Task objective
Reproduce all records exactly.

-- begin --

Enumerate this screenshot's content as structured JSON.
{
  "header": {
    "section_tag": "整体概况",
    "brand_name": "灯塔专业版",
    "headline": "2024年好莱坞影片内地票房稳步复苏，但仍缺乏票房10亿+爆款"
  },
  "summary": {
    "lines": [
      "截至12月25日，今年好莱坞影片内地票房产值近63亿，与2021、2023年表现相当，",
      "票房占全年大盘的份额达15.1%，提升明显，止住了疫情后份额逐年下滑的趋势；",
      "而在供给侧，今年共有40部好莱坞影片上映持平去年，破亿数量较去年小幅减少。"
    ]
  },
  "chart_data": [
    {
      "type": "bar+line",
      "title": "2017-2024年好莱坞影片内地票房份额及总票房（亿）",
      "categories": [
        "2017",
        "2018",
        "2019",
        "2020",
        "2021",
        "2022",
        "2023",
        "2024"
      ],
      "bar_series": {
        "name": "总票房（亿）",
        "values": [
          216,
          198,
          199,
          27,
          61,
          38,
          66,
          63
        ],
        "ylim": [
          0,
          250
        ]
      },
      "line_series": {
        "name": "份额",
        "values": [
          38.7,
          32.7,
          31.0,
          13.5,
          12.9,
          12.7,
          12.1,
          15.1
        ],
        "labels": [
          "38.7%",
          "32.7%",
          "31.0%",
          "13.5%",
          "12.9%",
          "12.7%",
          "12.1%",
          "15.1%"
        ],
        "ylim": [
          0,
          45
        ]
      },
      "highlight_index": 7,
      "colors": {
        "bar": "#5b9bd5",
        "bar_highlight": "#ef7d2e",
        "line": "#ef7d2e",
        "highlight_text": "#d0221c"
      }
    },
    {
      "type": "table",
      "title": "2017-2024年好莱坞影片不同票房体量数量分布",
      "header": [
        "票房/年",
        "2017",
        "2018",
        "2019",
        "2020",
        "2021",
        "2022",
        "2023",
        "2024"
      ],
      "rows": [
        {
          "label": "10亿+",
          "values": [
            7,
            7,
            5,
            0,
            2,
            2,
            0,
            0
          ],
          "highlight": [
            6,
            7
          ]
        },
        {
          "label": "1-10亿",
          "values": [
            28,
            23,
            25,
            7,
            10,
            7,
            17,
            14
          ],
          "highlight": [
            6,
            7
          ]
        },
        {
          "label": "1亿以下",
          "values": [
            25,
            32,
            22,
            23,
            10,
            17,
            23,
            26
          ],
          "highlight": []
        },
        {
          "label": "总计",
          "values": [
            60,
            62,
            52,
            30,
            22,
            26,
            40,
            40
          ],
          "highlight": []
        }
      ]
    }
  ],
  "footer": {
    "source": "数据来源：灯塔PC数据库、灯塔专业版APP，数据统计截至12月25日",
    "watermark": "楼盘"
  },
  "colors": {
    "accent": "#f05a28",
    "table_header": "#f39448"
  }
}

-- end --

Written response
Enumerate this screenshot's content as structured JSON.
{
  "header": {
    "section_tag": "整体概况",
    "brand_name": "灯塔专业版",
    "headline": "2024年好莱坞影片内地票房稳步复苏，但仍缺乏票房10亿+爆款"
  },
  "summary": {
    "lines": [
      "截至12月25日，今年好莱坞影片内地票房产值近63亿，与2021、2023年表现相当，",
      "票房占全年大盘的份额达15.1%，提升明显，止住了疫情后份额逐年下滑的趋势；",
      "而在供给侧，今年共有40部好莱坞影片上映持平去年，破亿数量较去年小幅减少。"
    ]
  },
  "chart_data": [
    {
      "type": "bar+line",
      "title": "2017-2024年好莱坞影片内地票房份额及总票房（亿）",
      "categories": [
        "2017",
        "2018",
        "2019",
        "2020",
        "2021",
        "2022",
        "2023",
        "2024"
      ],
      "bar_series": {
        "name": "总票房（亿）",
        "values": [
          216,
          198,
          199,
          27,
          61,
          38,
          66,
          63
        ],
        "ylim": [
          0,
          250
        ]
      },
      "line_series": {
        "name": "份额",
        "values": [
          38.7,
          32.7,
          31.0,
          13.5,
          12.9,
          12.7,
          12.1,
          15.1
        ],
        "labels": [
          "38.7%",
          "32.7%",
          "31.0%",
          "13.5%",
          "12.9%",
          "12.7%",
          "12.1%",
          "15.1%"
        ],
        "ylim": [
          0,
          45
        ]
      },
      "highlight_index": 7,
      "colors": {
        "bar": "#5b9bd5",
        "bar_highlight": "#ef7d2e",
        "line": "#ef7d2e",
        "highlight_text": "#d0221c"
      }
    },
    {
      "type": "table",
      "title": "2017-2024年好莱坞影片不同票房体量数量分布",
      "header": [
        "票房/年",
        "2017",
        "2018",
        "2019",
        "2020",
        "2021",
        "2022",
        "2023",
        "2024"
      ],
      "rows": [
        {
          "label": "10亿+",
          "values": [
            7,
            7,
            5,
            0,
            2,
            2,
            0,
            0
          ],
          "highlight": [
            6,
            7
          ]
        },
        {
          "label": "1-10亿",
          "values": [
            28,
            23,
            25,
            7,
            10,
            7,
            17,
            14
          ],
          "highlight": [
            6,
            7
          ]
        },
        {
          "label": "1亿以下",
          "values": [
            25,
            32,
            22,
            23,
            10,
            17,
            23,
            26
          ],
          "highlight": []
        },
        {
          "label": "总计",
          "values": [
            60,
            62,
            52,
            30,
            22,
            26,
            40,
            40
          ],
          "highlight": []
        }
      ]
    }
  ],
  "footer": {
    "source": "数据来源：灯塔PC数据库、灯塔专业版APP，数据统计截至12月25日",
    "watermark": "楼盘"
  },
  "colors": {
    "accent": "#f05a28",
    "table_header": "#f39448"
  }
}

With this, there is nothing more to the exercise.